_What this task involves_
Please find all lines in the data that hold the string "western" and copy them.

>> BEGIN

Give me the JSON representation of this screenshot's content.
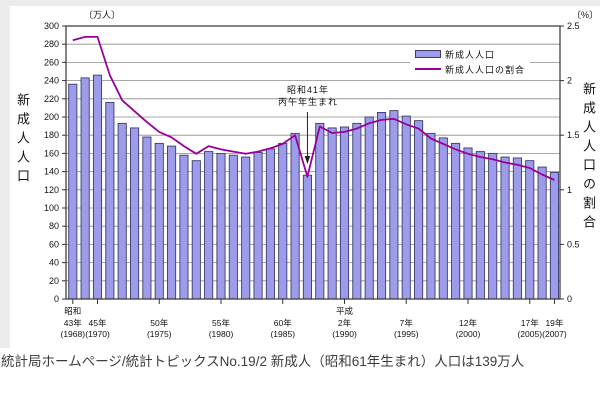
{
  "page": {
    "caption": "統計局ホームページ/統計トピックスNo.19/2 新成人（昭和61年生まれ）人口は139万人"
  },
  "chart_data": {
    "type": "bar",
    "combo": "bar+line",
    "years": [
      1968,
      1969,
      1970,
      1971,
      1972,
      1973,
      1974,
      1975,
      1976,
      1977,
      1978,
      1979,
      1980,
      1981,
      1982,
      1983,
      1984,
      1985,
      1986,
      1987,
      1988,
      1989,
      1990,
      1991,
      1992,
      1993,
      1994,
      1995,
      1996,
      1997,
      1998,
      1999,
      2000,
      2001,
      2002,
      2003,
      2004,
      2005,
      2006,
      2007
    ],
    "series": [
      {
        "name": "新成人人口",
        "type": "bar",
        "axis": "left",
        "unit": "万人",
        "values": [
          236,
          243,
          246,
          216,
          193,
          188,
          178,
          171,
          168,
          158,
          152,
          162,
          160,
          158,
          156,
          161,
          165,
          171,
          182,
          136,
          193,
          188,
          189,
          193,
          200,
          205,
          207,
          201,
          196,
          182,
          177,
          171,
          166,
          162,
          160,
          156,
          155,
          152,
          145,
          139
        ]
      },
      {
        "name": "新成人人口の割合",
        "type": "line",
        "axis": "right",
        "unit": "%",
        "values": [
          2.37,
          2.4,
          2.4,
          2.05,
          1.82,
          1.72,
          1.62,
          1.53,
          1.48,
          1.4,
          1.33,
          1.4,
          1.37,
          1.35,
          1.33,
          1.35,
          1.38,
          1.42,
          1.5,
          1.12,
          1.58,
          1.52,
          1.53,
          1.56,
          1.61,
          1.64,
          1.65,
          1.6,
          1.56,
          1.47,
          1.42,
          1.37,
          1.33,
          1.3,
          1.28,
          1.25,
          1.23,
          1.2,
          1.14,
          1.09
        ]
      }
    ],
    "y_axis_left": {
      "title": "新成人人口",
      "unit": "〔万人〕",
      "min": 0,
      "max": 300,
      "step": 20
    },
    "y_axis_right": {
      "title": "新成人人口の割合",
      "unit": "〔%〕",
      "min": 0,
      "max": 2.5,
      "ticks": [
        {
          "v": 0,
          "label": "0"
        },
        {
          "v": 0.5,
          "label": "0.5"
        },
        {
          "v": 1,
          "label": "1"
        },
        {
          "v": 1.5,
          "label": "1.5"
        },
        {
          "v": 2,
          "label": "2"
        },
        {
          "v": 2.5,
          "label": "2.5"
        }
      ]
    },
    "x_ticks": [
      {
        "year": 1968,
        "era": "昭和",
        "label": "43年",
        "western": "(1968)"
      },
      {
        "year": 1970,
        "era": "",
        "label": "45年",
        "western": "(1970)"
      },
      {
        "year": 1975,
        "era": "",
        "label": "50年",
        "western": "(1975)"
      },
      {
        "year": 1980,
        "era": "",
        "label": "55年",
        "western": "(1980)"
      },
      {
        "year": 1985,
        "era": "",
        "label": "60年",
        "western": "(1985)"
      },
      {
        "year": 1990,
        "era": "平成",
        "label": "2年",
        "western": "(1990)"
      },
      {
        "year": 1995,
        "era": "",
        "label": "7年",
        "western": "(1995)"
      },
      {
        "year": 2000,
        "era": "",
        "label": "12年",
        "western": "(2000)"
      },
      {
        "year": 2005,
        "era": "",
        "label": "17年",
        "western": "(2005)"
      },
      {
        "year": 2007,
        "era": "",
        "label": "19年",
        "western": "(2007)"
      }
    ],
    "legend": [
      {
        "label": "新成人人口",
        "swatch": "bar"
      },
      {
        "label": "新成人人口の割合",
        "swatch": "line"
      }
    ],
    "annotation": {
      "line1": "昭和41年",
      "line2": "丙午年生まれ",
      "target_year": 1987
    },
    "colors": {
      "bar": "#9c9cea",
      "bar_border": "#3b3b6b",
      "line": "#990099",
      "grid": "#8c8c8c",
      "frame": "#333333"
    },
    "layout": {
      "grid": "horizontal-only",
      "legend_position": "top-right-inside",
      "xlim_years": [
        1968,
        2007
      ]
    }
  }
}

>> END

_Exercise solution_
        "western": "(1968)"
        "western": "(1970)"
        "western": "(1975)"
        "western": "(1980)"
        "western": "(1985)"
        "western": "(1990)"
        "western": "(1995)"
        "western": "(2000)"
        "western": "(2005)"
        "western": "(2007)"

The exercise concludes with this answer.